§ YOUR OBJECTIVE:
Output every line exactly as written. Leave out pictures.

§ RECORD SET:
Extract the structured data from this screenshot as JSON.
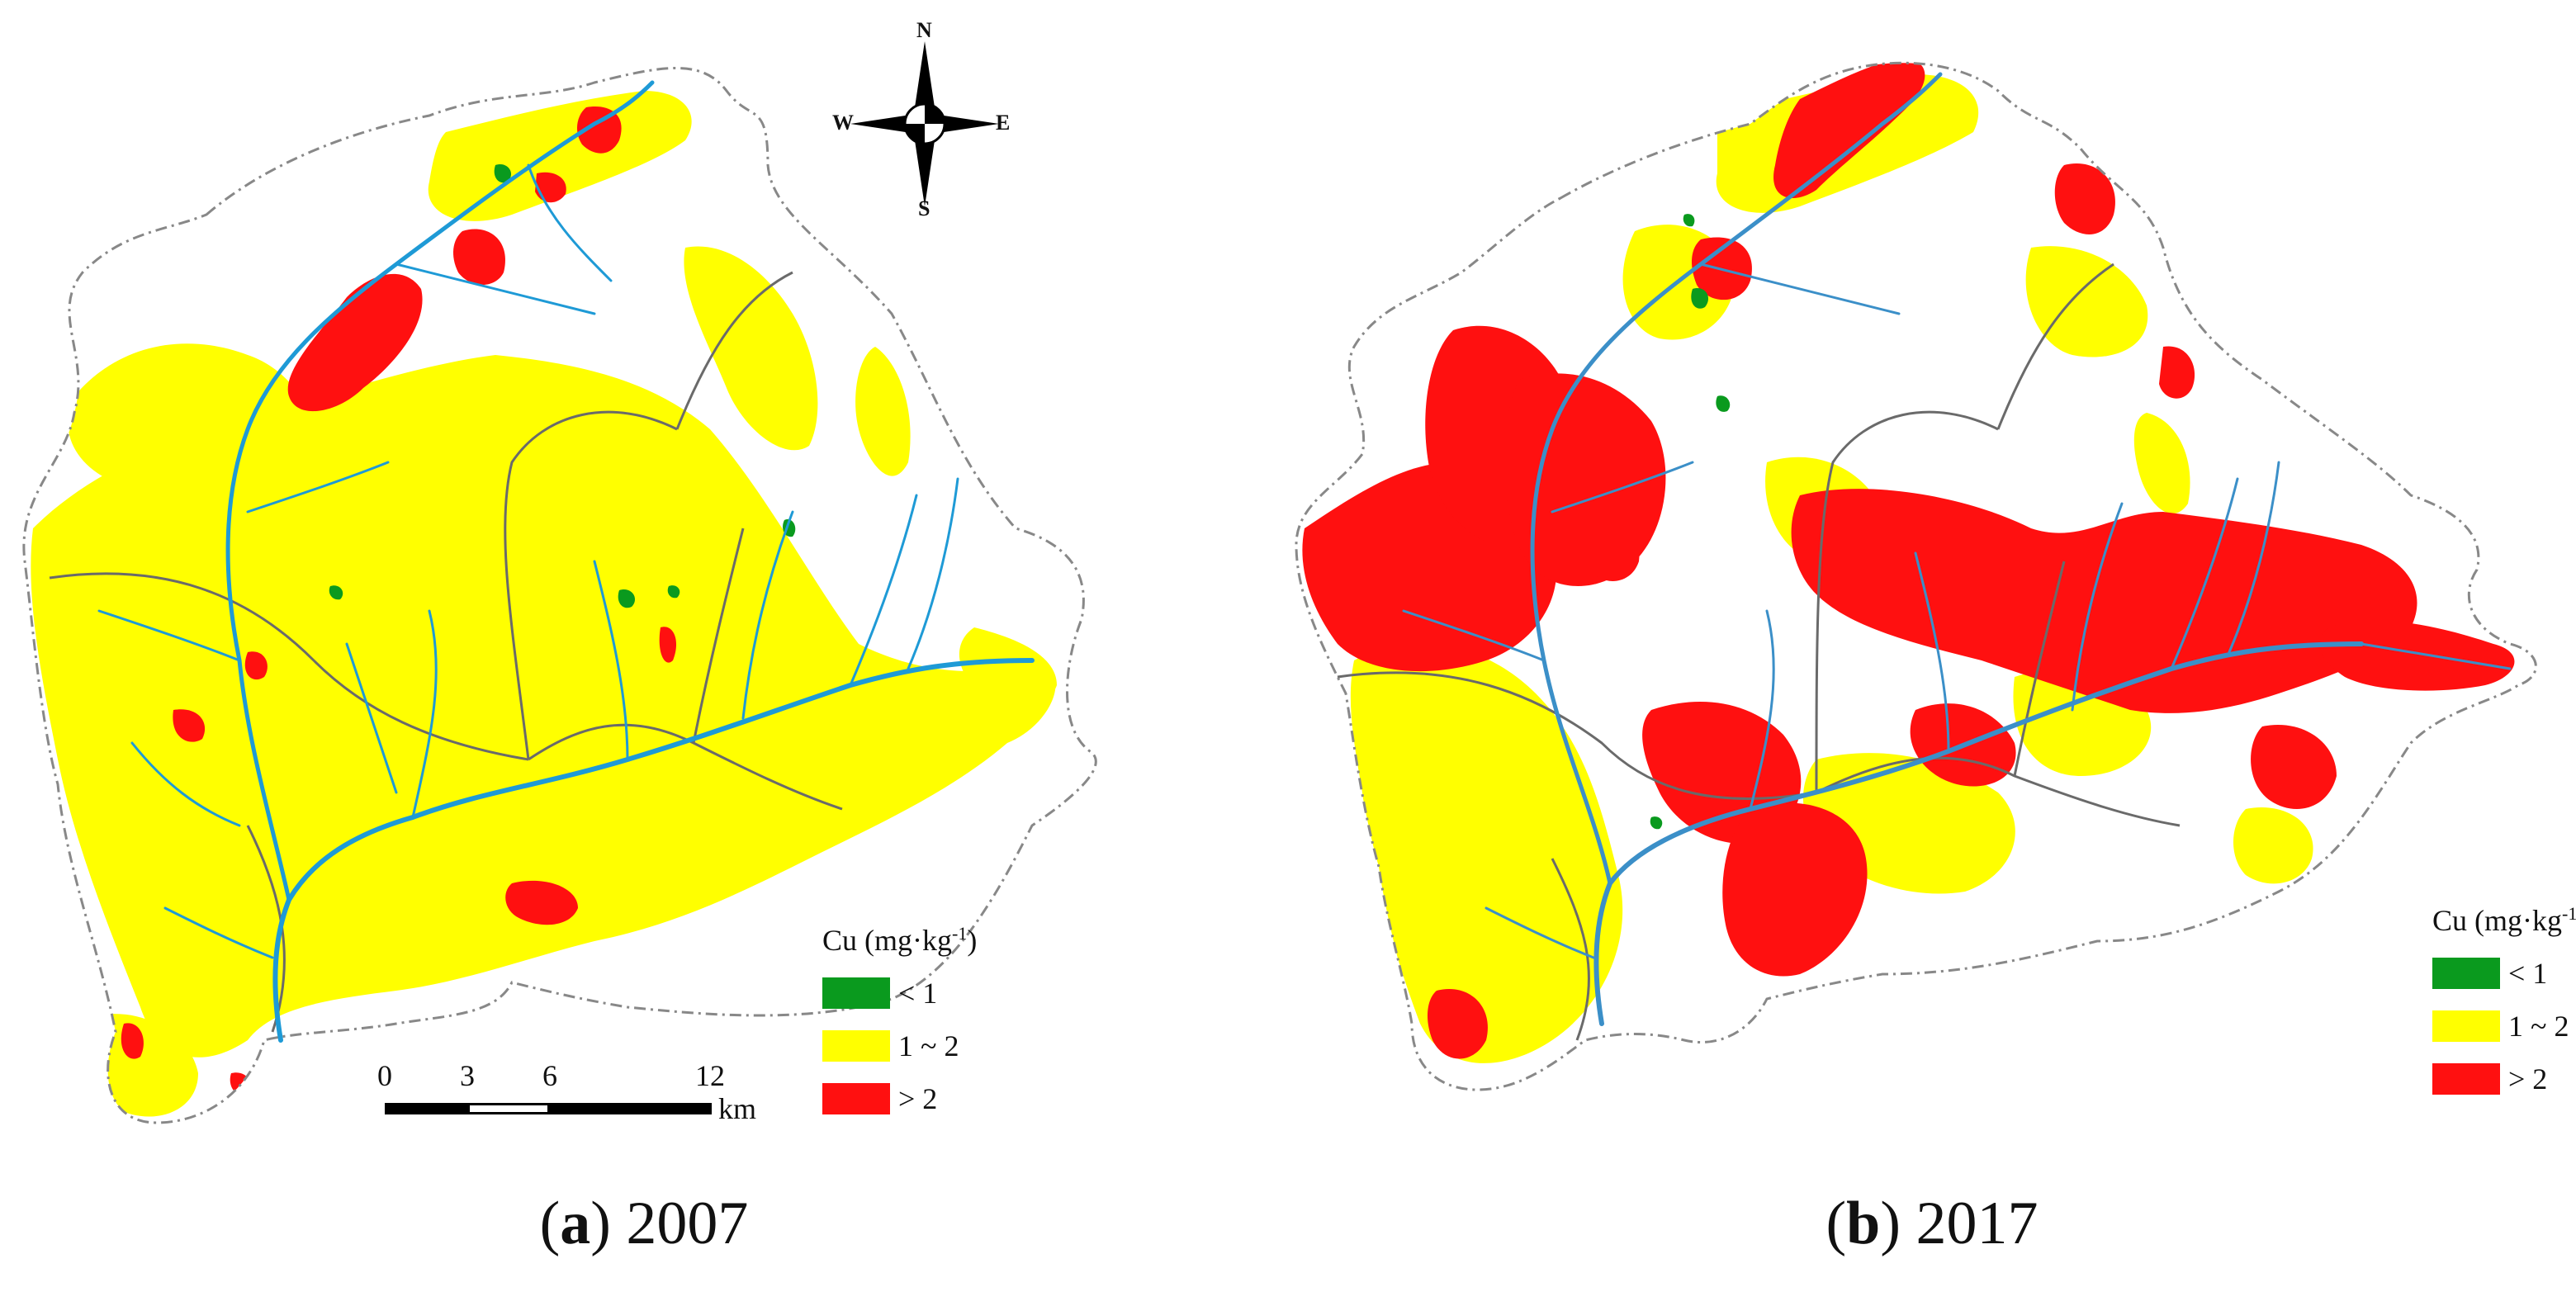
{
  "colors": {
    "class_low": "#0a9a1e",
    "class_mid": "#ffff00",
    "class_high": "#ff1010",
    "river": "#1e9ad6",
    "boundary": "#6a6a6a",
    "outline": "#888888"
  },
  "panels": [
    {
      "caption_letter": "a",
      "caption_year": "2007",
      "legend": {
        "title_text": "Cu (mg·kg",
        "title_sup": "-1",
        "title_close": ")",
        "items": [
          {
            "label": "< 1",
            "class": "low"
          },
          {
            "label": "1 ~ 2",
            "class": "mid"
          },
          {
            "label": "> 2",
            "class": "high"
          }
        ]
      },
      "scalebar": {
        "ticks": [
          "0",
          "3",
          "6",
          "12"
        ],
        "unit": "km"
      },
      "compass": {
        "n": "N",
        "s": "S",
        "e": "E",
        "w": "W"
      },
      "dominant_class": "mid"
    },
    {
      "caption_letter": "b",
      "caption_year": "2017",
      "legend": {
        "title_text": "Cu (mg·kg",
        "title_sup": "-1",
        "title_close": ")",
        "items": [
          {
            "label": "< 1",
            "class": "low"
          },
          {
            "label": "1 ~ 2",
            "class": "mid"
          },
          {
            "label": "> 2",
            "class": "high"
          }
        ]
      },
      "dominant_class": "high"
    }
  ]
}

§ WRITTEN RESPONSE:
Extract the structured data from this screenshot as JSON.
{
  "colors": {
    "class_low": "#0a9a1e",
    "class_mid": "#ffff00",
    "class_high": "#ff1010",
    "river": "#1e9ad6",
    "boundary": "#6a6a6a",
    "outline": "#888888"
  },
  "panels": [
    {
      "caption_letter": "a",
      "caption_year": "2007",
      "legend": {
        "title_text": "Cu (mg·kg",
        "title_sup": "-1",
        "title_close": ")",
        "items": [
          {
            "label": "< 1",
            "class": "low"
          },
          {
            "label": "1 ~ 2",
            "class": "mid"
          },
          {
            "label": "> 2",
            "class": "high"
          }
        ]
      },
      "scalebar": {
        "ticks": [
          "0",
          "3",
          "6",
          "12"
        ],
        "unit": "km"
      },
      "compass": {
        "n": "N",
        "s": "S",
        "e": "E",
        "w": "W"
      },
      "dominant_class": "mid"
    },
    {
      "caption_letter": "b",
      "caption_year": "2017",
      "legend": {
        "title_text": "Cu (mg·kg",
        "title_sup": "-1",
        "title_close": ")",
        "items": [
          {
            "label": "< 1",
            "class": "low"
          },
          {
            "label": "1 ~ 2",
            "class": "mid"
          },
          {
            "label": "> 2",
            "class": "high"
          }
        ]
      },
      "dominant_class": "high"
    }
  ]
}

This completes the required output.